◆ CHALLENGE: Restate all the material verbatim, except for the pictures.

◆ ROWS:
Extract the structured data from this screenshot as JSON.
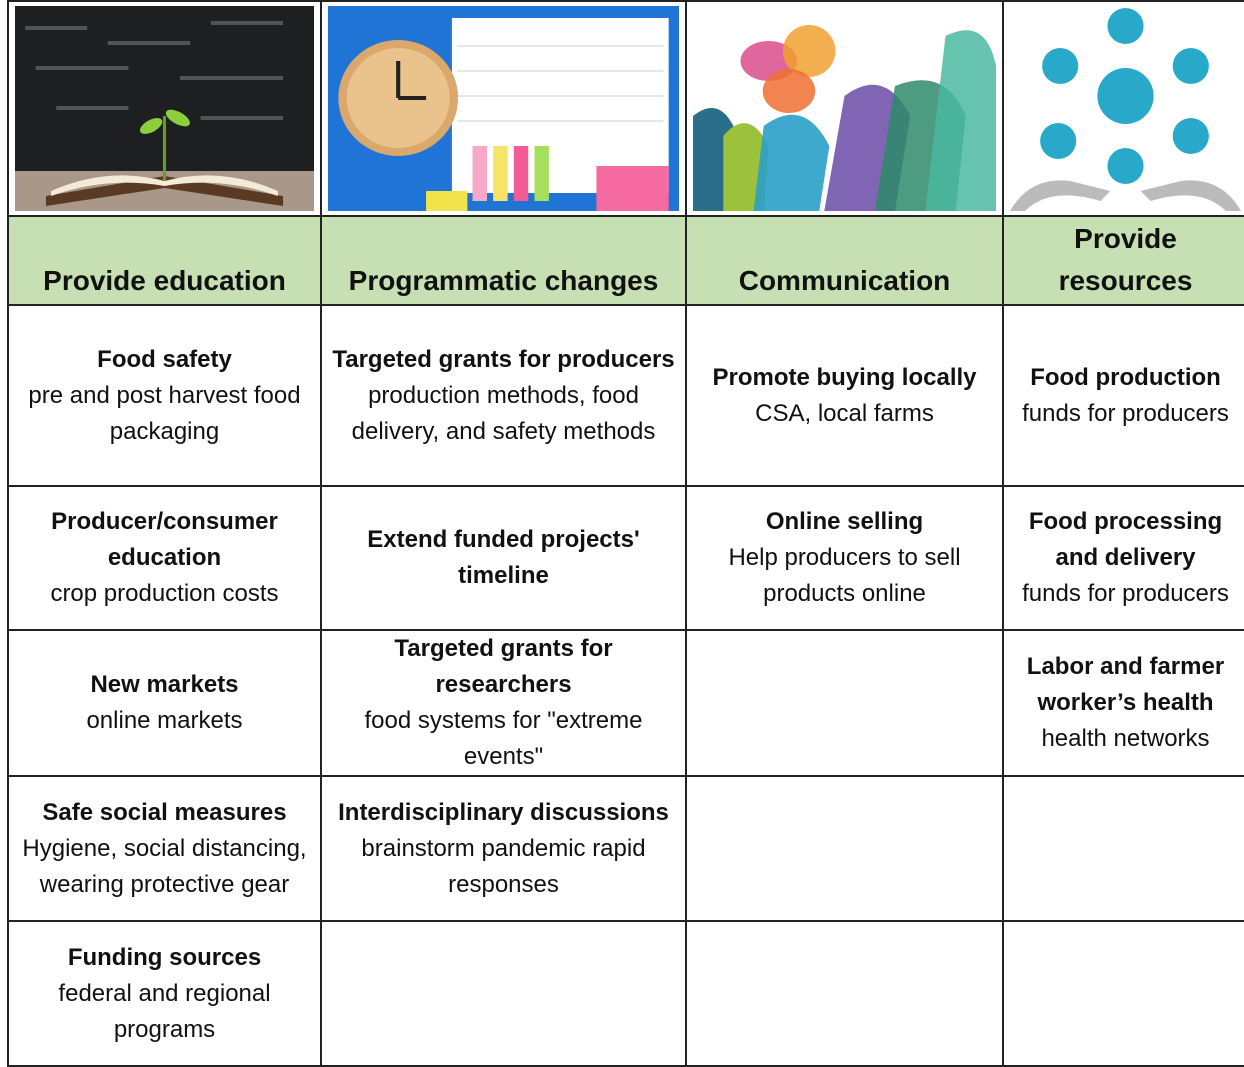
{
  "columns": [
    {
      "title": "Provide education",
      "items": [
        {
          "heading": "Food safety",
          "text": "pre and post harvest food packaging"
        },
        {
          "heading": "Producer/consumer education",
          "text": "crop production costs"
        },
        {
          "heading": "New markets",
          "text": "online markets"
        },
        {
          "heading": "Safe social measures",
          "text": "Hygiene, social distancing, wearing protective gear"
        },
        {
          "heading": "Funding sources",
          "text": "federal and regional programs"
        }
      ]
    },
    {
      "title": "Programmatic changes",
      "items": [
        {
          "heading": "Targeted grants for producers",
          "text": "production methods, food delivery, and safety methods"
        },
        {
          "heading": "Extend funded projects' timeline"
        },
        {
          "heading": "Targeted grants for researchers",
          "text": "food systems for \"extreme events\""
        },
        {
          "heading": "Interdisciplinary discussions",
          "text": "brainstorm pandemic rapid responses"
        }
      ]
    },
    {
      "title": "Communication",
      "items": [
        {
          "heading": "Promote buying locally",
          "text": "CSA, local farms"
        },
        {
          "heading": "Online selling",
          "text": "Help producers to sell products online"
        }
      ]
    },
    {
      "title": "Provide resources",
      "items": [
        {
          "heading": "Food production",
          "text": "funds for producers"
        },
        {
          "heading": "Food processing and delivery",
          "text": "funds for producers"
        },
        {
          "heading": "Labor and farmer worker’s health",
          "text": "health networks"
        }
      ]
    }
  ]
}
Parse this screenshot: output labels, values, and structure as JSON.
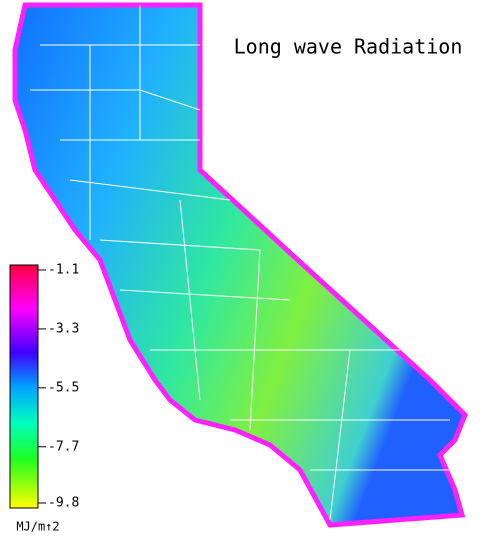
{
  "title": "Long wave Radiation",
  "legend": {
    "ticks": [
      -1.1,
      -3.3,
      -5.5,
      -7.7,
      -9.8
    ],
    "unit": "MJ/m↑2"
  }
}
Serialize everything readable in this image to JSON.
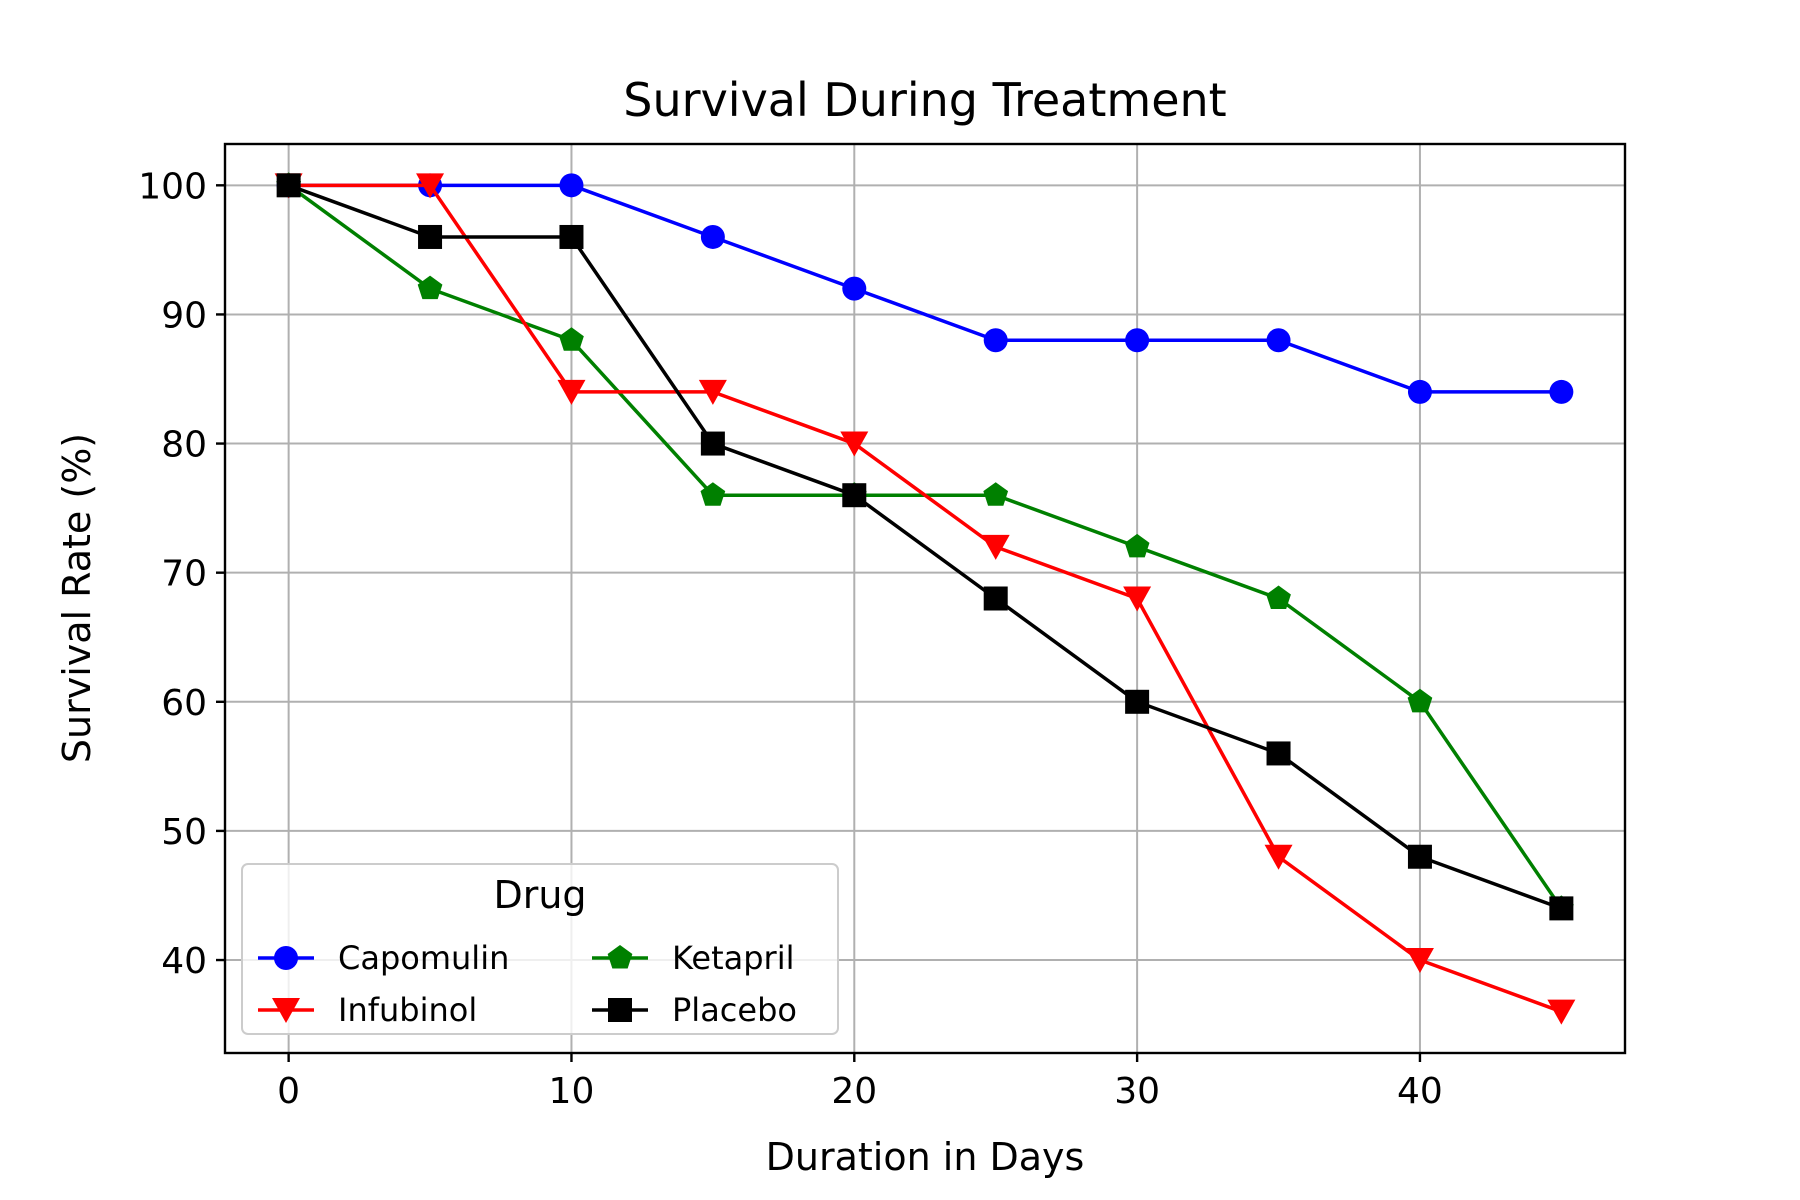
{
  "chart_data": {
    "type": "line",
    "title": "Survival During Treatment",
    "xlabel": "Duration in Days",
    "ylabel": "Survival Rate (%)",
    "xlim": [
      -2.25,
      47.25
    ],
    "ylim": [
      32.8,
      103.2
    ],
    "xticks": [
      0,
      10,
      20,
      30,
      40
    ],
    "yticks": [
      40,
      50,
      60,
      70,
      80,
      90,
      100
    ],
    "grid": true,
    "legend": {
      "title": "Drug",
      "placement": "lower-left",
      "columns": 2
    },
    "x": [
      0,
      5,
      10,
      15,
      20,
      25,
      30,
      35,
      40,
      45
    ],
    "series": [
      {
        "name": "Capomulin",
        "color": "#0000ff",
        "marker": "circle",
        "values": [
          100,
          100,
          100,
          96,
          92,
          88,
          88,
          88,
          84,
          84
        ]
      },
      {
        "name": "Ketapril",
        "color": "#008000",
        "marker": "pentagon",
        "values": [
          100,
          92,
          88,
          76,
          76,
          76,
          72,
          68,
          60,
          44
        ]
      },
      {
        "name": "Infubinol",
        "color": "#ff0000",
        "marker": "triangle-down",
        "values": [
          100,
          100,
          84,
          84,
          80,
          72,
          68,
          48,
          40,
          36
        ]
      },
      {
        "name": "Placebo",
        "color": "#000000",
        "marker": "square",
        "values": [
          100,
          96,
          96,
          80,
          76,
          68,
          60,
          56,
          48,
          44
        ]
      }
    ]
  }
}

◆ EXPECTED ANSWER:
Extract the structured data from this screenshot as JSON.
{
  "columns": [
    {
      "title": "Provide education",
      "items": [
        {
          "heading": "Food safety",
          "text": "pre and post harvest food packaging"
        },
        {
          "heading": "Producer/consumer education",
          "text": "crop production costs"
        },
        {
          "heading": "New markets",
          "text": "online markets"
        },
        {
          "heading": "Safe social measures",
          "text": "Hygiene, social distancing, wearing protective gear"
        },
        {
          "heading": "Funding sources",
          "text": "federal and regional programs"
        }
      ]
    },
    {
      "title": "Programmatic changes",
      "items": [
        {
          "heading": "Targeted grants for producers",
          "text": "production methods, food delivery, and safety methods"
        },
        {
          "heading": "Extend funded projects' timeline"
        },
        {
          "heading": "Targeted grants for researchers",
          "text": "food systems for \"extreme events\""
        },
        {
          "heading": "Interdisciplinary discussions",
          "text": "brainstorm pandemic rapid responses"
        }
      ]
    },
    {
      "title": "Communication",
      "items": [
        {
          "heading": "Promote buying locally",
          "text": "CSA, local farms"
        },
        {
          "heading": "Online selling",
          "text": "Help producers to sell products online"
        }
      ]
    },
    {
      "title": "Provide resources",
      "items": [
        {
          "heading": "Food production",
          "text": "funds for producers"
        },
        {
          "heading": "Food processing and delivery",
          "text": "funds for producers"
        },
        {
          "heading": "Labor and farmer worker’s health",
          "text": "health networks"
        }
      ]
    }
  ]
}
Parse this screenshot: output labels, values, and structure as JSON.
{
  "title": "Long wave Radiation",
  "legend": {
    "ticks": [
      -1.1,
      -3.3,
      -5.5,
      -7.7,
      -9.8
    ],
    "unit": "MJ/m↑2"
  }
}
Serialize everything readable in this image to JSON.
{
  "chart_data": {
    "type": "line",
    "title": "Survival During Treatment",
    "xlabel": "Duration in Days",
    "ylabel": "Survival Rate (%)",
    "xlim": [
      -2.25,
      47.25
    ],
    "ylim": [
      32.8,
      103.2
    ],
    "xticks": [
      0,
      10,
      20,
      30,
      40
    ],
    "yticks": [
      40,
      50,
      60,
      70,
      80,
      90,
      100
    ],
    "grid": true,
    "legend": {
      "title": "Drug",
      "placement": "lower-left",
      "columns": 2
    },
    "x": [
      0,
      5,
      10,
      15,
      20,
      25,
      30,
      35,
      40,
      45
    ],
    "series": [
      {
        "name": "Capomulin",
        "color": "#0000ff",
        "marker": "circle",
        "values": [
          100,
          100,
          100,
          96,
          92,
          88,
          88,
          88,
          84,
          84
        ]
      },
      {
        "name": "Ketapril",
        "color": "#008000",
        "marker": "pentagon",
        "values": [
          100,
          92,
          88,
          76,
          76,
          76,
          72,
          68,
          60,
          44
        ]
      },
      {
        "name": "Infubinol",
        "color": "#ff0000",
        "marker": "triangle-down",
        "values": [
          100,
          100,
          84,
          84,
          80,
          72,
          68,
          48,
          40,
          36
        ]
      },
      {
        "name": "Placebo",
        "color": "#000000",
        "marker": "square",
        "values": [
          100,
          96,
          96,
          80,
          76,
          68,
          60,
          56,
          48,
          44
        ]
      }
    ]
  }
}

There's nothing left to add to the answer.